> **Request**: Indicate only the number of lines in the listing below in which the word "within" appears.

> **Provided records**:
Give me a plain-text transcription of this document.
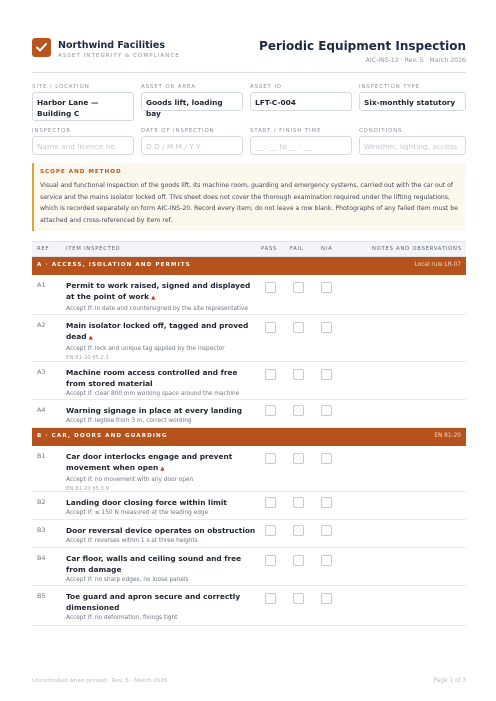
Northwind Facilities
ASSET INTEGRITY & COMPLIANCE
Periodic Equipment Inspection
AIC-INS-12 · Rev. 5 · March 2026
SITE / LOCATION
Harbor Lane — Building C
ASSET OR AREA
Goods lift, loading bay
ASSET ID
LFT-C-004
INSPECTION TYPE
Six-monthly statutory
INSPECTOR
Name and licence no.
DATE OF INSPECTION
D D / M M / Y Y
START / FINISH TIME
__ : __ to __ : __
CONDITIONS
Weather, lighting, access
SCOPE AND METHOD
Visual and functional inspection of the goods lift, its machine room, guarding and emergency systems, carried out with the car out of service and the mains isolator locked off. This sheet does not cover the thorough examination required under the lifting regulations, which is recorded separately on form AIC-INS-20. Record every item; do not leave a row blank. Photographs of any failed item must be attached and cross-referenced by item ref.
REF	ITEM INSPECTED	PASS FAIL	N/A	NOTES AND OBSERVATIONS
A · ACCESS, ISOLATION AND PERMITS	Local rule LR-07
A1	Permit to work raised, signed and displayed at the point of work ▲
Accept if: in date and countersigned by the site representative
A2	Main isolator locked off, tagged and proved dead ▲
Accept if: lock and unique tag applied by the inspector
EN 81-20 §5.2.1
A3	Machine room access controlled and free from stored material
Accept if: clear 800 mm working space around the machine
A4	Warning signage in place at every landing
Accept if: legible from 3 m, correct wording
B · CAR, DOORS AND GUARDING	EN 81-20
B1	Car door interlocks engage and prevent movement when open ▲
Accept if: no movement with any door open
EN 81-20 §5.3.9
B2	Landing door closing force within limit
Accept if: ≤ 150 N measured at the leading edge
B3	Door reversal device operates on obstruction
Accept if: reverses within 1 s at three heights
B4	Car floor, walls and ceiling sound and free from damage
Accept if: no sharp edges, no loose panels
B5	Toe guard and apron secure and correctly dimensioned
Accept if: no deformation, fixings tight
Uncontrolled when printed · Rev. 5 · March 2026	Page 1 of 3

> **Finished task**: 2